··· Record list

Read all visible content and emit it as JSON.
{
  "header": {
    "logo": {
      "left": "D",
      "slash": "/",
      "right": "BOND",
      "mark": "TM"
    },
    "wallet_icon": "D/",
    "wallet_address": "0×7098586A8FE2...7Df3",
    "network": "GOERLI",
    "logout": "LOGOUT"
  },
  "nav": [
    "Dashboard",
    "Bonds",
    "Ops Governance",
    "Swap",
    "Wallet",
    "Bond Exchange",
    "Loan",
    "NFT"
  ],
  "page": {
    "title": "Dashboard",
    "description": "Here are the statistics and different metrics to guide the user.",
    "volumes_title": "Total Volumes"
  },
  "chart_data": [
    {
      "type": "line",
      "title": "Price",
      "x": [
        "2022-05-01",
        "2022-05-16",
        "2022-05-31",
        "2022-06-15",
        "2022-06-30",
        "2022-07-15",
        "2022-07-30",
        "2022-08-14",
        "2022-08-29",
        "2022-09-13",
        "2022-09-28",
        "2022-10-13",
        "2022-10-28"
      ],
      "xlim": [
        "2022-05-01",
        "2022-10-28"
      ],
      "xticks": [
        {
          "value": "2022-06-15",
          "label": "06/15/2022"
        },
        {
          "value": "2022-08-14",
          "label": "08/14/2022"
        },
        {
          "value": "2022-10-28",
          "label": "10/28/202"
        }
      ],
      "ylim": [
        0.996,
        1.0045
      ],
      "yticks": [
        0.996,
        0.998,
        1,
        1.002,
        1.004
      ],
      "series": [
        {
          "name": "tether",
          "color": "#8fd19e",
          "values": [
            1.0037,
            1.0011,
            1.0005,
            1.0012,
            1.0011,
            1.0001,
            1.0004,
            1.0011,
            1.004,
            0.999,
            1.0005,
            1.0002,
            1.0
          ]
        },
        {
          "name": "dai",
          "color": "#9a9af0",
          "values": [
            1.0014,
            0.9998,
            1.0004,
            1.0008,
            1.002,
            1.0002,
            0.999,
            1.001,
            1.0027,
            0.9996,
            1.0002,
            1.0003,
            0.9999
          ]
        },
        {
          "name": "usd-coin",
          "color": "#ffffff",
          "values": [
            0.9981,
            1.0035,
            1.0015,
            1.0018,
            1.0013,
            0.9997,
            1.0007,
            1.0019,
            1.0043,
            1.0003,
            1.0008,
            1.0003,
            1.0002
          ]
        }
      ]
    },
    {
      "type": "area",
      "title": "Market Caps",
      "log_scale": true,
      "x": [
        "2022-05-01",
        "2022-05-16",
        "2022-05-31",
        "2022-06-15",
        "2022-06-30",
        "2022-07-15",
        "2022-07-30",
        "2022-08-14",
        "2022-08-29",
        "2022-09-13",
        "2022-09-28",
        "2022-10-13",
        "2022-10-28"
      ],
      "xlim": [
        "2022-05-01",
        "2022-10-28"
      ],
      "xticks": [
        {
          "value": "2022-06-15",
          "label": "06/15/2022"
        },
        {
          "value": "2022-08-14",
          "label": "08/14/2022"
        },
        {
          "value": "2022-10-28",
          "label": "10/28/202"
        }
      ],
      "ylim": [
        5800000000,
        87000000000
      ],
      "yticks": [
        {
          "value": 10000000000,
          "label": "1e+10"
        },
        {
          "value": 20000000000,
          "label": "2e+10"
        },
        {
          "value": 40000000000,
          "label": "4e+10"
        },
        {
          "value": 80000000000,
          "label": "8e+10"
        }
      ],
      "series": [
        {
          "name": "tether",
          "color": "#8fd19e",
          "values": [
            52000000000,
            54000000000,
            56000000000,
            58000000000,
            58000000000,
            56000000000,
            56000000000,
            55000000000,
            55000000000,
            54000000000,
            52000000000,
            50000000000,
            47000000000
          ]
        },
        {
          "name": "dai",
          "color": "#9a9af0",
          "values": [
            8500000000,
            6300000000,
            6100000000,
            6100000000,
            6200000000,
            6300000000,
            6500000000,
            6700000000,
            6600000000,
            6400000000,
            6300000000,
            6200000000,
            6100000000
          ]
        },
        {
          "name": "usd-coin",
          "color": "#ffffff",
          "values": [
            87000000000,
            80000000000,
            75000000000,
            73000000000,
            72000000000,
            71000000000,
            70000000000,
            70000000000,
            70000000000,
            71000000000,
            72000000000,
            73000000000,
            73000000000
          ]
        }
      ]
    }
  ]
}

······

# [Brief]
The records above must be output exactly, in full.

# [Task response]
Read all visible content and emit it as JSON.
{
  "header": {
    "logo": {
      "left": "D",
      "slash": "/",
      "right": "BOND",
      "mark": "TM"
    },
    "wallet_icon": "D/",
    "wallet_address": "0×7098586A8FE2...7Df3",
    "network": "GOERLI",
    "logout": "LOGOUT"
  },
  "nav": [
    "Dashboard",
    "Bonds",
    "Ops Governance",
    "Swap",
    "Wallet",
    "Bond Exchange",
    "Loan",
    "NFT"
  ],
  "page": {
    "title": "Dashboard",
    "description": "Here are the statistics and different metrics to guide the user.",
    "volumes_title": "Total Volumes"
  },
  "chart_data": [
    {
      "type": "line",
      "title": "Price",
      "x": [
        "2022-05-01",
        "2022-05-16",
        "2022-05-31",
        "2022-06-15",
        "2022-06-30",
        "2022-07-15",
        "2022-07-30",
        "2022-08-14",
        "2022-08-29",
        "2022-09-13",
        "2022-09-28",
        "2022-10-13",
        "2022-10-28"
      ],
      "xlim": [
        "2022-05-01",
        "2022-10-28"
      ],
      "xticks": [
        {
          "value": "2022-06-15",
          "label": "06/15/2022"
        },
        {
          "value": "2022-08-14",
          "label": "08/14/2022"
        },
        {
          "value": "2022-10-28",
          "label": "10/28/202"
        }
      ],
      "ylim": [
        0.996,
        1.0045
      ],
      "yticks": [
        0.996,
        0.998,
        1,
        1.002,
        1.004
      ],
      "series": [
        {
          "name": "tether",
          "color": "#8fd19e",
          "values": [
            1.0037,
            1.0011,
            1.0005,
            1.0012,
            1.0011,
            1.0001,
            1.0004,
            1.0011,
            1.004,
            0.999,
            1.0005,
            1.0002,
            1.0
          ]
        },
        {
          "name": "dai",
          "color": "#9a9af0",
          "values": [
            1.0014,
            0.9998,
            1.0004,
            1.0008,
            1.002,
            1.0002,
            0.999,
            1.001,
            1.0027,
            0.9996,
            1.0002,
            1.0003,
            0.9999
          ]
        },
        {
          "name": "usd-coin",
          "color": "#ffffff",
          "values": [
            0.9981,
            1.0035,
            1.0015,
            1.0018,
            1.0013,
            0.9997,
            1.0007,
            1.0019,
            1.0043,
            1.0003,
            1.0008,
            1.0003,
            1.0002
          ]
        }
      ]
    },
    {
      "type": "area",
      "title": "Market Caps",
      "log_scale": true,
      "x": [
        "2022-05-01",
        "2022-05-16",
        "2022-05-31",
        "2022-06-15",
        "2022-06-30",
        "2022-07-15",
        "2022-07-30",
        "2022-08-14",
        "2022-08-29",
        "2022-09-13",
        "2022-09-28",
        "2022-10-13",
        "2022-10-28"
      ],
      "xlim": [
        "2022-05-01",
        "2022-10-28"
      ],
      "xticks": [
        {
          "value": "2022-06-15",
          "label": "06/15/2022"
        },
        {
          "value": "2022-08-14",
          "label": "08/14/2022"
        },
        {
          "value": "2022-10-28",
          "label": "10/28/202"
        }
      ],
      "ylim": [
        5800000000,
        87000000000
      ],
      "yticks": [
        {
          "value": 10000000000,
          "label": "1e+10"
        },
        {
          "value": 20000000000,
          "label": "2e+10"
        },
        {
          "value": 40000000000,
          "label": "4e+10"
        },
        {
          "value": 80000000000,
          "label": "8e+10"
        }
      ],
      "series": [
        {
          "name": "tether",
          "color": "#8fd19e",
          "values": [
            52000000000,
            54000000000,
            56000000000,
            58000000000,
            58000000000,
            56000000000,
            56000000000,
            55000000000,
            55000000000,
            54000000000,
            52000000000,
            50000000000,
            47000000000
          ]
        },
        {
          "name": "dai",
          "color": "#9a9af0",
          "values": [
            8500000000,
            6300000000,
            6100000000,
            6100000000,
            6200000000,
            6300000000,
            6500000000,
            6700000000,
            6600000000,
            6400000000,
            6300000000,
            6200000000,
            6100000000
          ]
        },
        {
          "name": "usd-coin",
          "color": "#ffffff",
          "values": [
            87000000000,
            80000000000,
            75000000000,
            73000000000,
            72000000000,
            71000000000,
            70000000000,
            70000000000,
            70000000000,
            71000000000,
            72000000000,
            73000000000,
            73000000000
          ]
        }
      ]
    }
  ]
}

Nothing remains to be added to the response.